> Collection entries
---
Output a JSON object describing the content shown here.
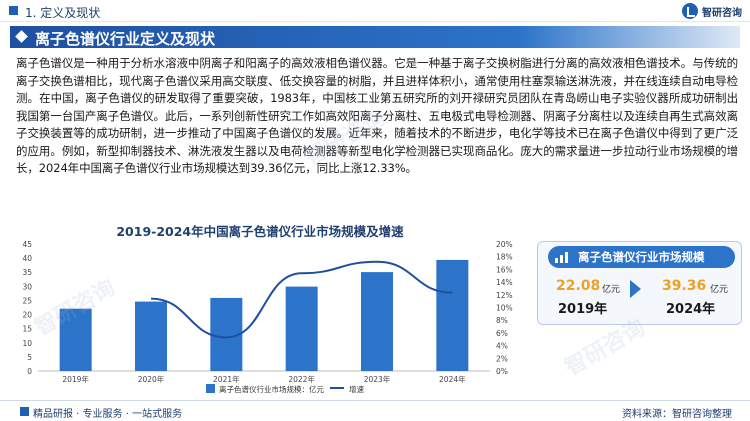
{
  "header": {
    "section": "1. 定义及现状",
    "logo": "智研咨询"
  },
  "title": "离子色谱仪行业定义及现状",
  "body": "离子色谱仪是一种用于分析水溶液中阴离子和阳离子的高效液相色谱仪器。它是一种基于离子交换树脂进行分离的高效液相色谱技术。与传统的离子交换色谱相比，现代离子色谱仪采用高交联度、低交换容量的树脂，并且进样体积小，通常使用柱塞泵输送淋洗液，并在线连续自动电导检测。在中国，离子色谱仪的研发取得了重要突破，1983年，中国核工业第五研究所的刘开禄研究员团队在青岛崂山电子实验仪器所成功研制出我国第一台国产离子色谱仪。此后，一系列创新性研究工作如高效阳离子分离柱、五电极式电导检测器、阴离子分离柱以及连续自再生式高效离子交换装置等的成功研制，进一步推动了中国离子色谱仪的发展。近年来，随着技术的不断进步，电化学等技术已在离子色谱仪中得到了更广泛的应用。例如，新型抑制器技术、淋洗液发生器以及电荷检测器等新型电化学检测器已实现商品化。庞大的需求量进一步拉动行业市场规模的增长，2024年中国离子色谱仪行业市场规模达到39.36亿元，同比上涨12.33%。",
  "chart_data": {
    "type": "bar",
    "title": "2019-2024年中国离子色谱仪行业市场规模及增速",
    "categories": [
      "2019年",
      "2020年",
      "2021年",
      "2022年",
      "2023年",
      "2024年"
    ],
    "series": [
      {
        "name": "离子色谱仪行业市场规模：亿元",
        "type": "bar",
        "axis": "left",
        "color": "#2c74c9",
        "values": [
          22.08,
          24.6,
          25.9,
          29.9,
          35.04,
          39.36
        ]
      },
      {
        "name": "增速",
        "type": "line",
        "axis": "right",
        "color": "#1f4fa0",
        "values": [
          null,
          11.4,
          5.3,
          15.4,
          17.2,
          12.33
        ]
      }
    ],
    "yticks_left": [
      "0",
      "5",
      "10",
      "15",
      "20",
      "25",
      "30",
      "35",
      "40",
      "45"
    ],
    "yticks_right": [
      "0%",
      "2%",
      "4%",
      "6%",
      "8%",
      "10%",
      "12%",
      "14%",
      "16%",
      "18%",
      "20%"
    ],
    "ylim_left": [
      0,
      45
    ],
    "ylim_right": [
      0,
      20
    ],
    "grid": false,
    "legend": "bottom"
  },
  "kpi": {
    "title": "离子色谱仪行业市场规模",
    "left_value": "22.08",
    "left_unit": "亿元",
    "left_year": "2019年",
    "right_value": "39.36",
    "right_unit": "亿元",
    "right_year": "2024年"
  },
  "footer": {
    "left": "精品研报 · 专业服务 · 一站式服务",
    "right": "资料来源：智研咨询整理"
  },
  "watermark": "智研咨询"
}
---
> EXERCISE INSTRUCTIONS
Transcribe each line above verbatim, with the pictures left out.

> RESULT OF THIS EXERCISE
Output a JSON object describing the content shown here.
{
  "header": {
    "section": "1. 定义及现状",
    "logo": "智研咨询"
  },
  "title": "离子色谱仪行业定义及现状",
  "body": "离子色谱仪是一种用于分析水溶液中阴离子和阳离子的高效液相色谱仪器。它是一种基于离子交换树脂进行分离的高效液相色谱技术。与传统的离子交换色谱相比，现代离子色谱仪采用高交联度、低交换容量的树脂，并且进样体积小，通常使用柱塞泵输送淋洗液，并在线连续自动电导检测。在中国，离子色谱仪的研发取得了重要突破，1983年，中国核工业第五研究所的刘开禄研究员团队在青岛崂山电子实验仪器所成功研制出我国第一台国产离子色谱仪。此后，一系列创新性研究工作如高效阳离子分离柱、五电极式电导检测器、阴离子分离柱以及连续自再生式高效离子交换装置等的成功研制，进一步推动了中国离子色谱仪的发展。近年来，随着技术的不断进步，电化学等技术已在离子色谱仪中得到了更广泛的应用。例如，新型抑制器技术、淋洗液发生器以及电荷检测器等新型电化学检测器已实现商品化。庞大的需求量进一步拉动行业市场规模的增长，2024年中国离子色谱仪行业市场规模达到39.36亿元，同比上涨12.33%。",
  "chart_data": {
    "type": "bar",
    "title": "2019-2024年中国离子色谱仪行业市场规模及增速",
    "categories": [
      "2019年",
      "2020年",
      "2021年",
      "2022年",
      "2023年",
      "2024年"
    ],
    "series": [
      {
        "name": "离子色谱仪行业市场规模：亿元",
        "type": "bar",
        "axis": "left",
        "color": "#2c74c9",
        "values": [
          22.08,
          24.6,
          25.9,
          29.9,
          35.04,
          39.36
        ]
      },
      {
        "name": "增速",
        "type": "line",
        "axis": "right",
        "color": "#1f4fa0",
        "values": [
          null,
          11.4,
          5.3,
          15.4,
          17.2,
          12.33
        ]
      }
    ],
    "yticks_left": [
      "0",
      "5",
      "10",
      "15",
      "20",
      "25",
      "30",
      "35",
      "40",
      "45"
    ],
    "yticks_right": [
      "0%",
      "2%",
      "4%",
      "6%",
      "8%",
      "10%",
      "12%",
      "14%",
      "16%",
      "18%",
      "20%"
    ],
    "ylim_left": [
      0,
      45
    ],
    "ylim_right": [
      0,
      20
    ],
    "grid": false,
    "legend": "bottom"
  },
  "kpi": {
    "title": "离子色谱仪行业市场规模",
    "left_value": "22.08",
    "left_unit": "亿元",
    "left_year": "2019年",
    "right_value": "39.36",
    "right_unit": "亿元",
    "right_year": "2024年"
  },
  "footer": {
    "left": "精品研报 · 专业服务 · 一站式服务",
    "right": "资料来源：智研咨询整理"
  },
  "watermark": "智研咨询"
}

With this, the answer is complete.